-- START Extracted entries --
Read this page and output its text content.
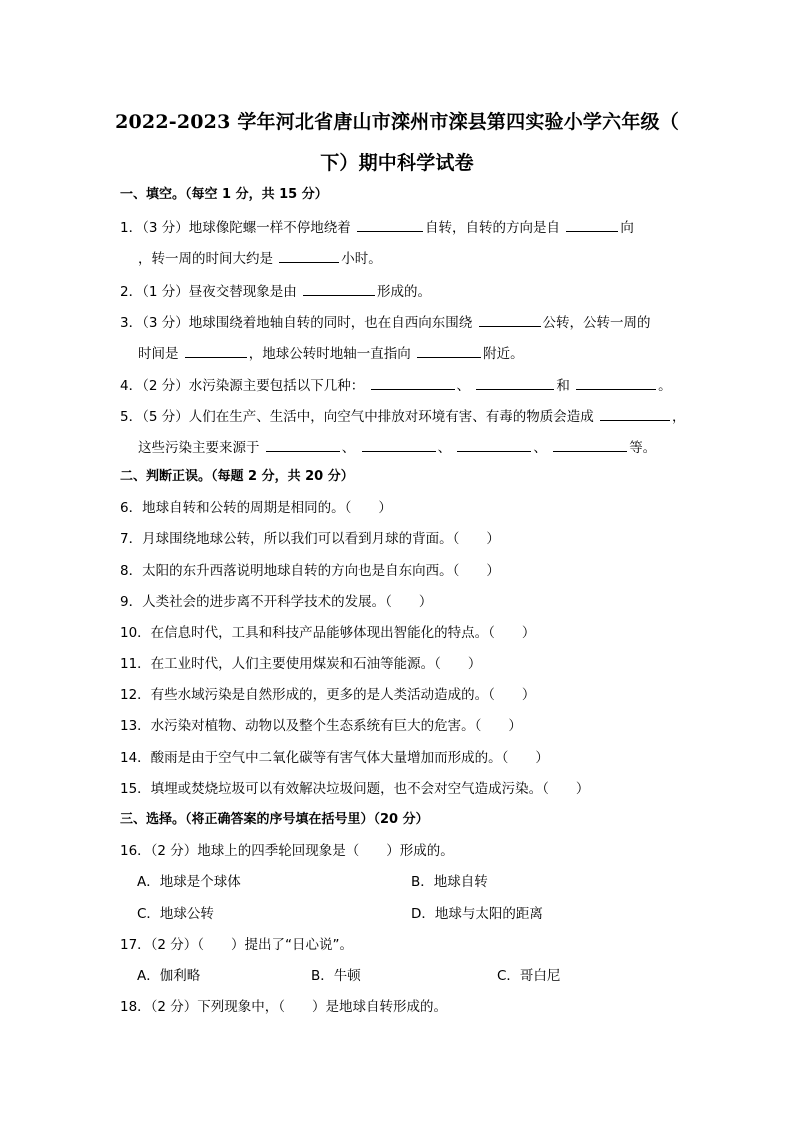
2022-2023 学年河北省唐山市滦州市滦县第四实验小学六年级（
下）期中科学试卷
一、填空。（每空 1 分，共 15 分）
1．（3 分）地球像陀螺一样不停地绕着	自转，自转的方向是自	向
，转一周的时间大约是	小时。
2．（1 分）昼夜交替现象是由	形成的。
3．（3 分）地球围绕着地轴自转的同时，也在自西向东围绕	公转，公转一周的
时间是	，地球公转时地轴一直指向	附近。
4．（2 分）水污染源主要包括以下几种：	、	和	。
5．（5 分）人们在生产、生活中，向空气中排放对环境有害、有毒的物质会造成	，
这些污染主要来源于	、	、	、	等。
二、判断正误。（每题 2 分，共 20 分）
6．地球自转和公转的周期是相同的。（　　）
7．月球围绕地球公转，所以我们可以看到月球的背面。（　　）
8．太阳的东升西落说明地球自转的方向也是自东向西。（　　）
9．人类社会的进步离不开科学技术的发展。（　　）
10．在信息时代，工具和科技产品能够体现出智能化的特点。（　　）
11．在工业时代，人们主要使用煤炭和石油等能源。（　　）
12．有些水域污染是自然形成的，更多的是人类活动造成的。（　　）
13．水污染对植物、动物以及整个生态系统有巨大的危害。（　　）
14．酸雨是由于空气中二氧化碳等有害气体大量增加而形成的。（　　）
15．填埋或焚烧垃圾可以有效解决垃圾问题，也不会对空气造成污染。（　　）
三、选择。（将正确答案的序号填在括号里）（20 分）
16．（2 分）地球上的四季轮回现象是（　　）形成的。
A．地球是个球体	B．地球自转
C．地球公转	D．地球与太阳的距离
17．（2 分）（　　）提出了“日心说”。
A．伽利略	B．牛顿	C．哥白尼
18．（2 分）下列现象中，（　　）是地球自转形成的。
-- END Extracted entries --
-- START Extracted entries --
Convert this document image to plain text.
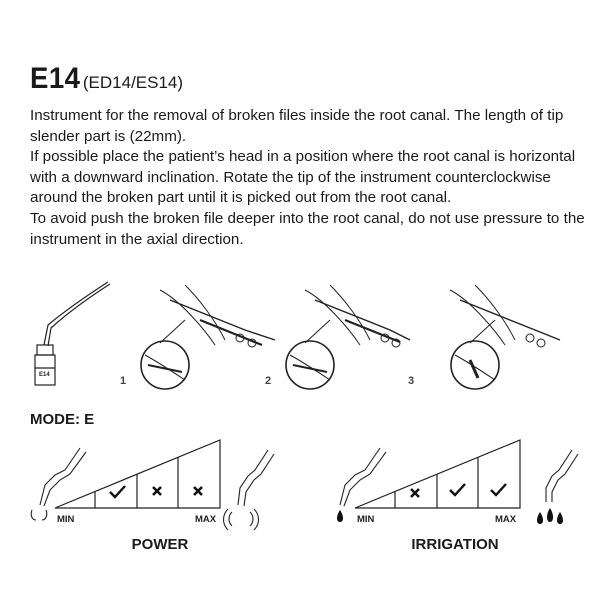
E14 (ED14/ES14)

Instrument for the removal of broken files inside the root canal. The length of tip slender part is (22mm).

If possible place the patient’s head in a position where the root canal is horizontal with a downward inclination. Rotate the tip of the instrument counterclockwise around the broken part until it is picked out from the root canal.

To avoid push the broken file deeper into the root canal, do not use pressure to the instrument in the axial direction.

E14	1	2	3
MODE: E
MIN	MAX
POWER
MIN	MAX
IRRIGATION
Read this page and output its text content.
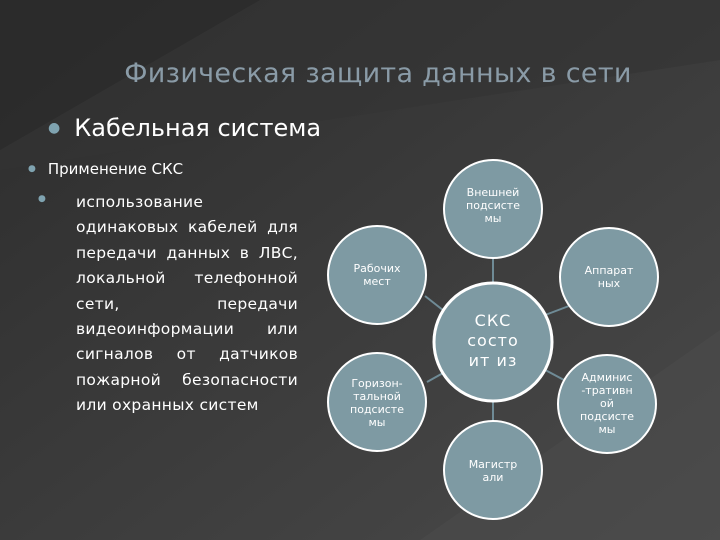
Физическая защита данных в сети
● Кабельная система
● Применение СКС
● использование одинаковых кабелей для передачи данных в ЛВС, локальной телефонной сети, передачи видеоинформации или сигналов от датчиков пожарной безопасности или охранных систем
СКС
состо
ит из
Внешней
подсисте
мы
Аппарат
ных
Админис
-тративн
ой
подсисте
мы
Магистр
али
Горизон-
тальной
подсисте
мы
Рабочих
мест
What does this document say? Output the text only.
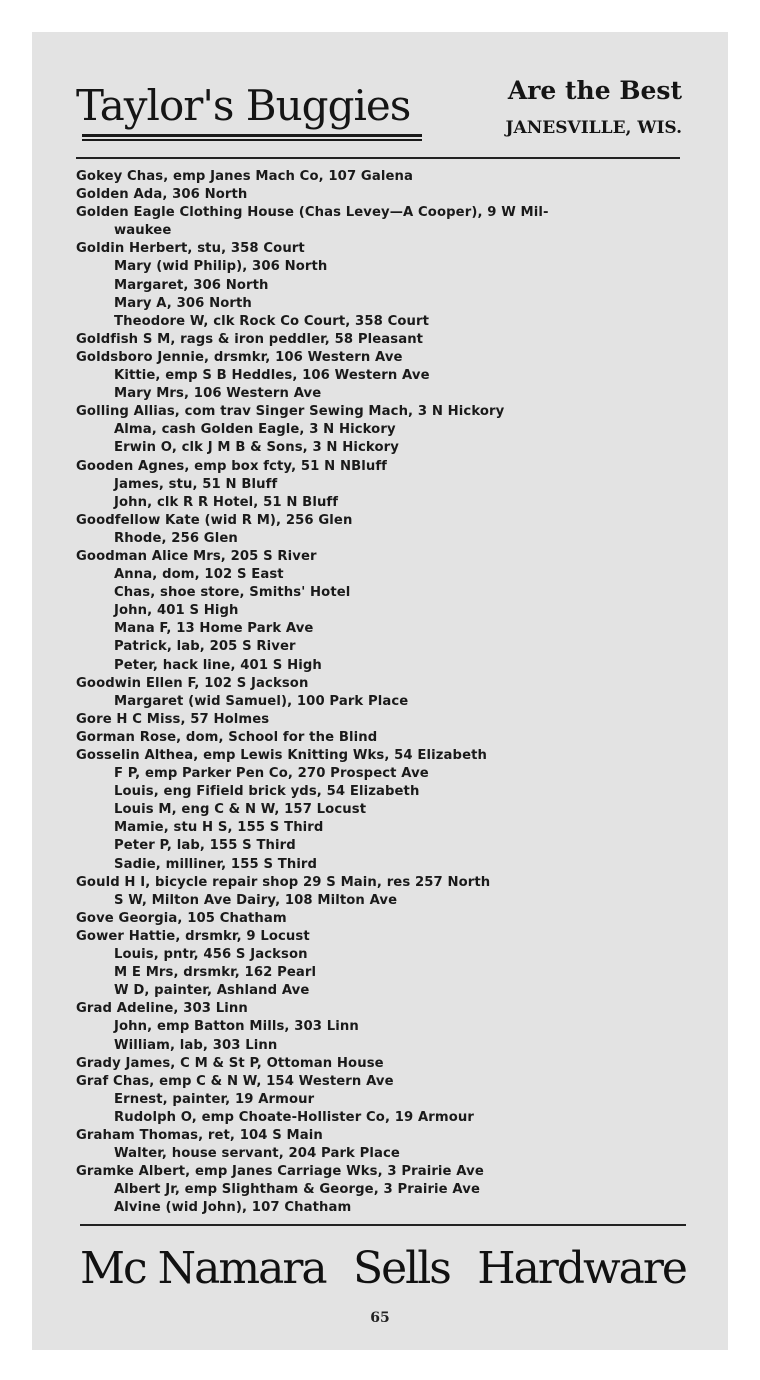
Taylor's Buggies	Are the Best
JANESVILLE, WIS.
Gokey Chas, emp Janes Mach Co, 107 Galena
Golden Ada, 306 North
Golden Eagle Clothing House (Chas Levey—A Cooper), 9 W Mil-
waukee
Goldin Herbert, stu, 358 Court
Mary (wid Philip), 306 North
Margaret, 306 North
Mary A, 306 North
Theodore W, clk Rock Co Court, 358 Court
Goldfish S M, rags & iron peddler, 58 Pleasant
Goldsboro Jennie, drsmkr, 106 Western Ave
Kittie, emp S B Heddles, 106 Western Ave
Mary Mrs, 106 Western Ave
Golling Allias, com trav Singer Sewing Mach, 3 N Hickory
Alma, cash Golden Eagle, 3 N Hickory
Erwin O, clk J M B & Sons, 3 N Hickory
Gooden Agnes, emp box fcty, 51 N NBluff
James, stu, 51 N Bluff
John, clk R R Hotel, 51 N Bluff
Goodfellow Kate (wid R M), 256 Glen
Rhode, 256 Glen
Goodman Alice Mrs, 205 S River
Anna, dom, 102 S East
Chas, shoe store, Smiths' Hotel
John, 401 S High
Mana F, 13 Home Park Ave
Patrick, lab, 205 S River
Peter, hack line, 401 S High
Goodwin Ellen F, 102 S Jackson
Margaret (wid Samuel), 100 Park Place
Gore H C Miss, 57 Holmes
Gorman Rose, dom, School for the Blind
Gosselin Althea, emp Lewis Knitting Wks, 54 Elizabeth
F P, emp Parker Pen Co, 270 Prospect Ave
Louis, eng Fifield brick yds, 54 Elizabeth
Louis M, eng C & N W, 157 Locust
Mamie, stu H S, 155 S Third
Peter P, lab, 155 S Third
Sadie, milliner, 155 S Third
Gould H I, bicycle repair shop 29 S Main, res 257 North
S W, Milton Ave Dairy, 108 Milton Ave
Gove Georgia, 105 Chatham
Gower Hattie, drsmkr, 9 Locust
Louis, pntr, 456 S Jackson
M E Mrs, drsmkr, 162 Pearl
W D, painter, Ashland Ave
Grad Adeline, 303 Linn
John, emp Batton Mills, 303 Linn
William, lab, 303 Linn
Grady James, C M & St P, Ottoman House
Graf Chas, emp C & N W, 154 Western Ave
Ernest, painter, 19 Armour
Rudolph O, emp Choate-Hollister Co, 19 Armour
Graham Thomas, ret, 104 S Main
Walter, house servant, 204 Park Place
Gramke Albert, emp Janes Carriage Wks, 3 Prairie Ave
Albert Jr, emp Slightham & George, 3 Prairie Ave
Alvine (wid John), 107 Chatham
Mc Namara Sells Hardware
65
-- END Extracted entries --
_Brief_.
Search the data for "Elizabeth". Copy every matching line.

_Finished task_.
Gosselin Althea, emp Lewis Knitting Wks, 54 Elizabeth
Louis, eng Fifield brick yds, 54 Elizabeth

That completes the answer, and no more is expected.